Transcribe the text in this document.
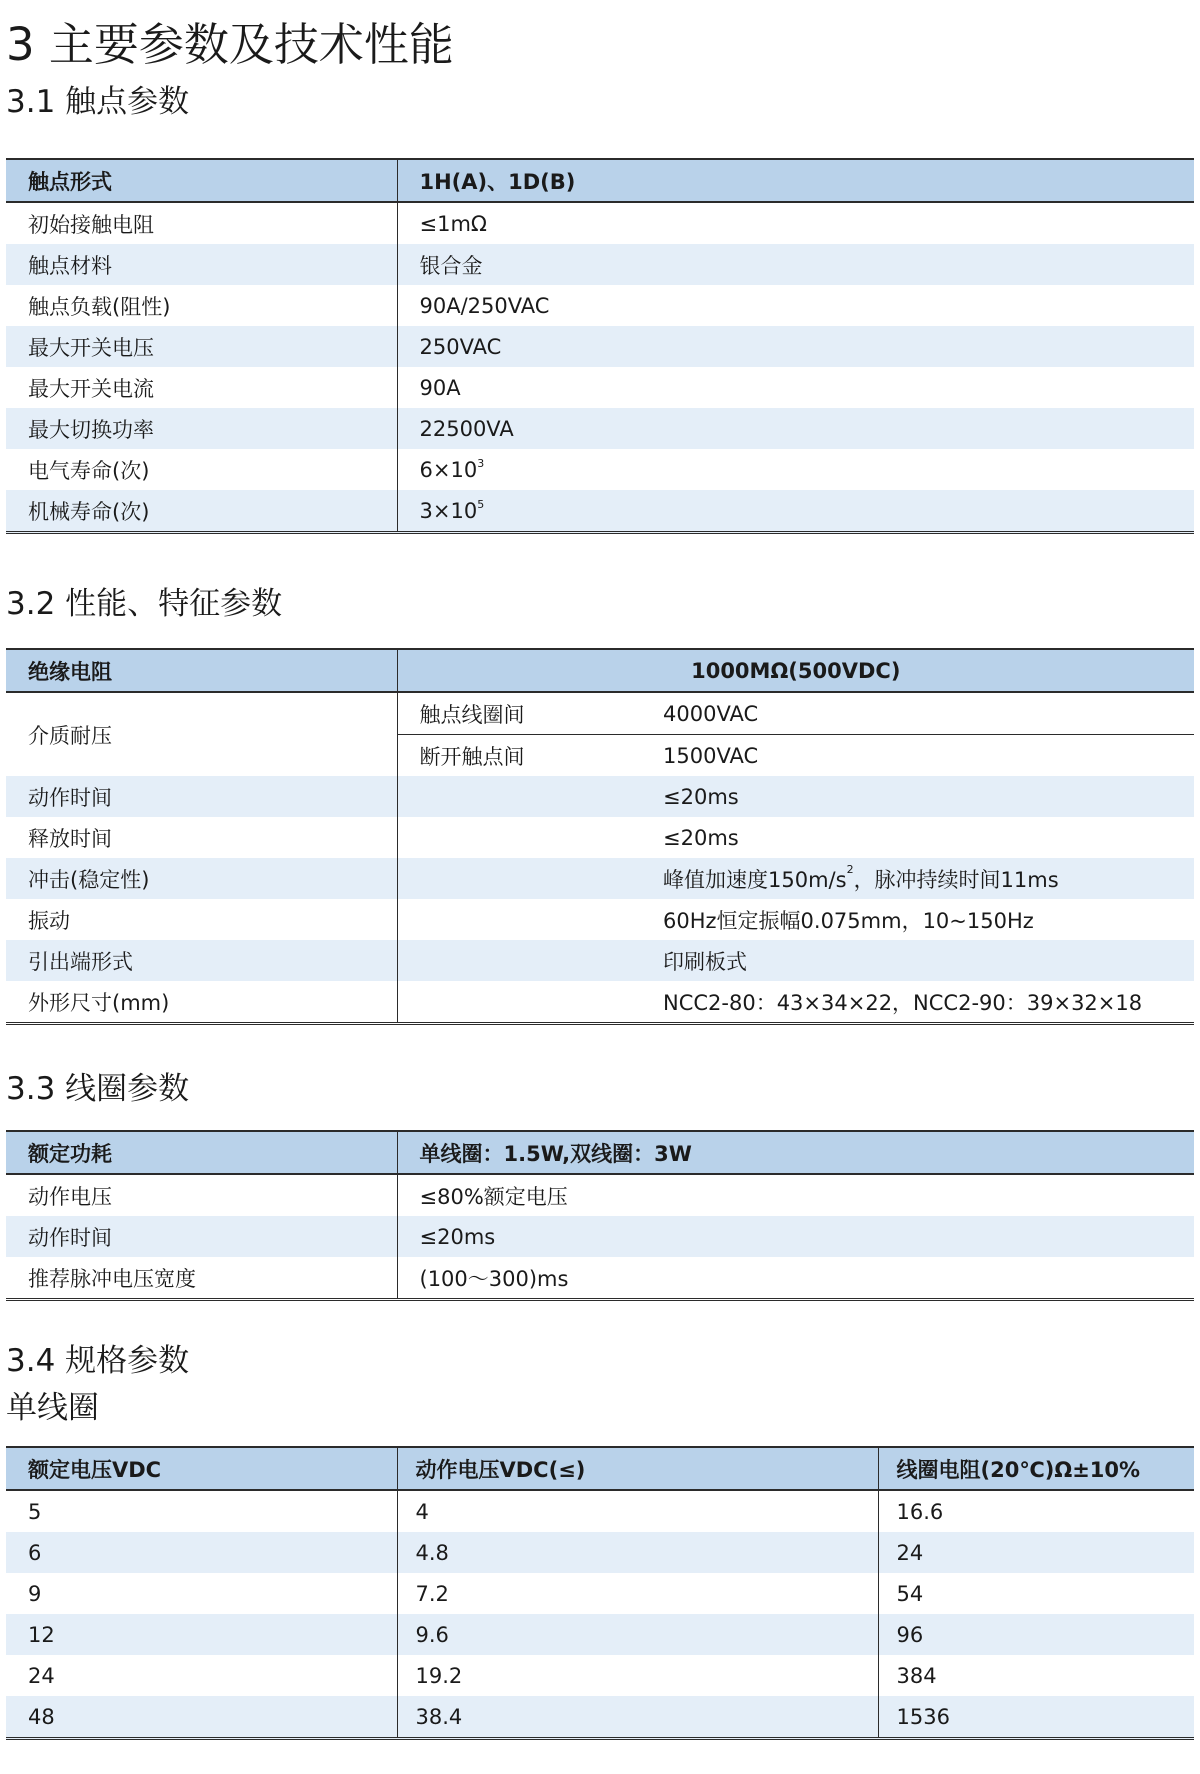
3 主要参数及技术性能
3.1 触点参数
触点形式	1H(A)、1D(B)
初始接触电阻	≤1mΩ
触点材料	银合金
触点负载(阻性)	90A/250VAC
最大开关电压	250VAC
最大开关电流	90A
最大切换功率	22500VA
电气寿命(次)	$6\times 10^3$
机械寿命(次)	$3\times 10^5$
3.2 性能、特征参数
绝缘电阻	1000MΩ(500VDC)	
介质耐压	触点线圈间	4000VAC
	断开触点间	1500VAC
动作时间		≤20ms
释放时间		≤20ms
冲击(稳定性)		峰值加速度$150m/s^2$，脉冲持续时间11ms
振动		60Hz恒定振幅0.075mm，10~150Hz
引出端形式		印刷板式
外形尺寸(mm)		NCC2-80：43×34×22，NCC2-90：39×32×18
3.3 线圈参数
额定功耗	单线圈：1.5W,双线圈：3W
动作电压	≤80%额定电压
动作时间	≤20ms
推荐脉冲电压宽度	(100～300)ms
3.4 规格参数
单线圈
额定电压VDC	动作电压VDC(≤)	线圈电阻(20℃)Ω±10%
5	4	16.6
6	4.8	24
9	7.2	54
12	9.6	96
24	19.2	384
48	38.4	1536
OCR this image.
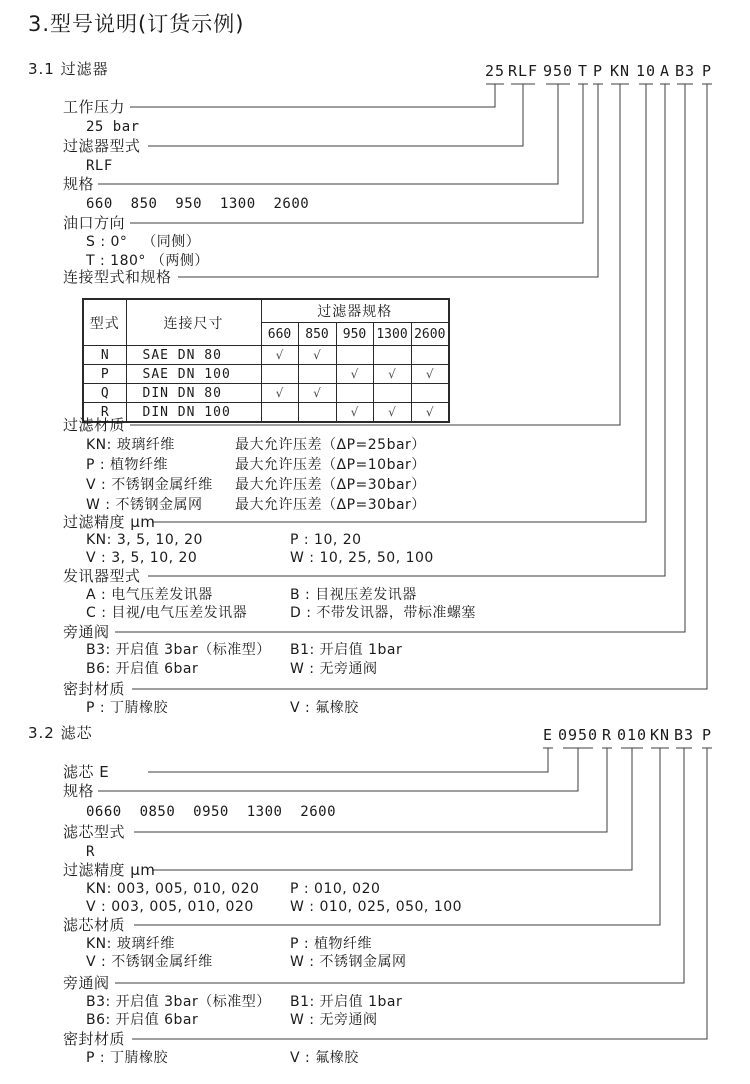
3.型号说明(订货示例)
3.1 过滤器
3.2 滤芯
25 RLF 950 T P KN 10 A B3 P
工作压力
25 bar
过滤器型式
RLF
规格
660  850  950  1300  2600
油口方向
S : 0°   （同侧）
T : 180° （两侧）
连接型式和规格
型式	连接尺寸	过滤器规格				
		660	850	950	1300	2600
N	SAE DN 80	√	√			
P	SAE DN 100			√	√	√
Q	DIN DN 80	√	√			
R	DIN DN 100			√	√	√
过滤材质
KN: 玻璃纤维	最大允许压差（ΔP=25bar）
P : 植物纤维	最大允许压差（ΔP=10bar）
V : 不锈钢金属纤维 最大允许压差（ΔP=30bar）
W : 不锈钢金属网 最大允许压差（ΔP=30bar）
过滤精度 μm
KN: 3, 5, 10, 20	P : 10, 20
V : 3, 5, 10, 20	W : 10, 25, 50, 100
发讯器型式
A : 电气压差发讯器	B : 目视压差发讯器
C : 目视/电气压差发讯器	D : 不带发讯器，带标准螺塞
旁通阀
B3: 开启值 3bar（标准型） B1: 开启值 1bar
B6: 开启值 6bar	W : 无旁通阀
密封材质
P : 丁腈橡胶	V : 氟橡胶
E 0950 R 010 KN B3 P
滤芯 E
规格
0660  0850  0950  1300  2600
滤芯型式
R
过滤精度 μm
KN: 003, 005, 010, 020 P : 010, 020
V : 003, 005, 010, 020	W : 010, 025, 050, 100
滤芯材质
KN: 玻璃纤维	P : 植物纤维
V : 不锈钢金属纤维	W : 不锈钢金属网
旁通阀
B3: 开启值 3bar（标准型） B1: 开启值 1bar
B6: 开启值 6bar	W : 无旁通阀
密封材质
P : 丁腈橡胶	V : 氟橡胶
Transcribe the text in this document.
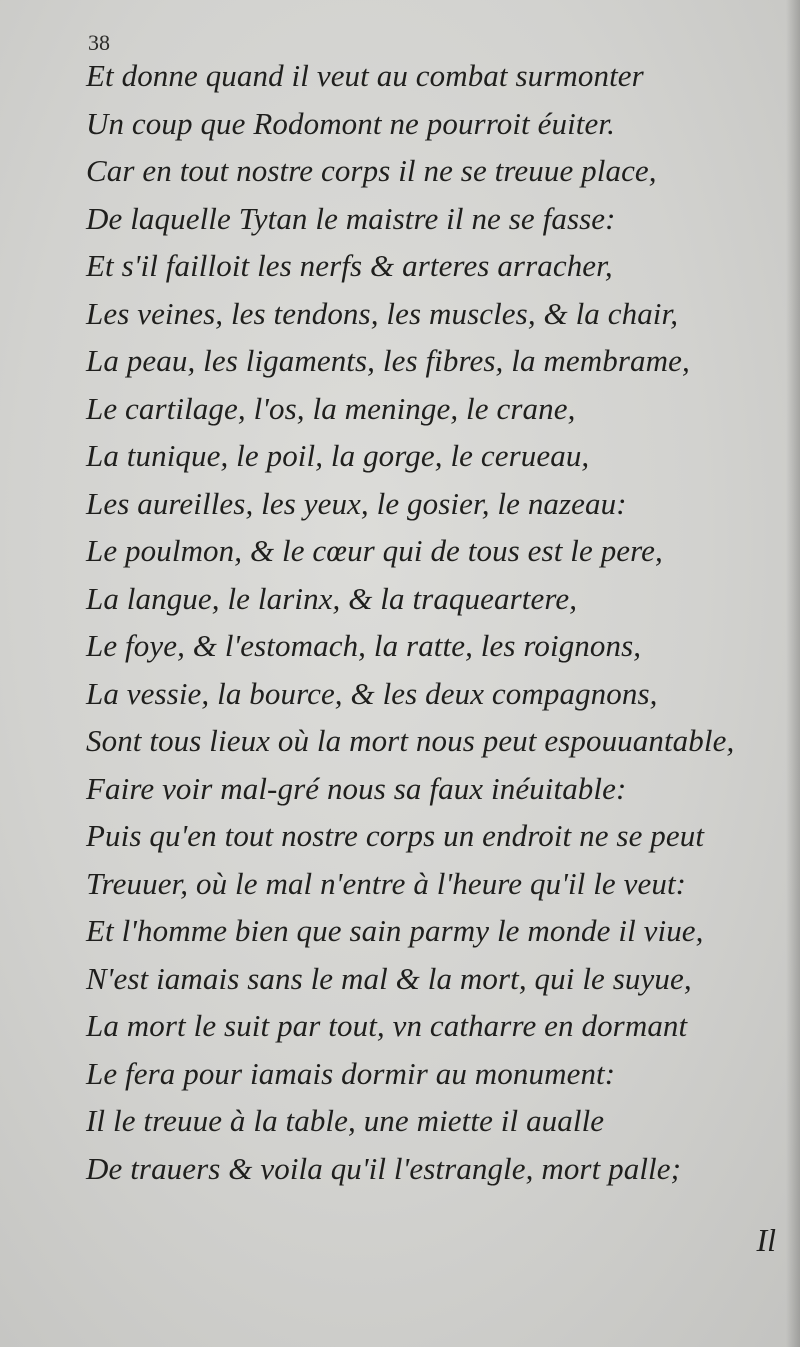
38
Et donne quand il veut au combat surmonter
Un coup que Rodomont ne pourroit éuiter.
Car en tout nostre corps il ne se treuue place,
De laquelle Tytan le maistre il ne se fasse:
Et s'il failloit les nerfs & arteres arracher,
Les veines, les tendons, les muscles, & la chair,
La peau, les ligaments, les fibres, la membrame,
Le cartilage, l'os, la meninge, le crane,
La tunique, le poil, la gorge, le cerueau,
Les aureilles, les yeux, le gosier, le nazeau:
Le poulmon, & le cœur qui de tous est le pere,
La langue, le larinx, & la traqueartere,
Le foye, & l'estomach, la ratte, les roignons,
La vessie, la bource, & les deux compagnons,
Sont tous lieux où la mort nous peut espouuantable,
Faire voir mal-gré nous sa faux inéuitable:
Puis qu'en tout nostre corps un endroit ne se peut
Treuuer, où le mal n'entre à l'heure qu'il le veut:
Et l'homme bien que sain parmy le monde il viue,
N'est iamais sans le mal & la mort, qui le suyue,
La mort le suit par tout, vn catharre en dormant
Le fera pour iamais dormir au monument:
Il le treuue à la table, une miette il aualle
De trauers & voila qu'il l'estrangle, mort palle;
Il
==================================================
### Work to do
Say how many lines in the records hold "veut", with the number as the whole reply.

### Solution below
2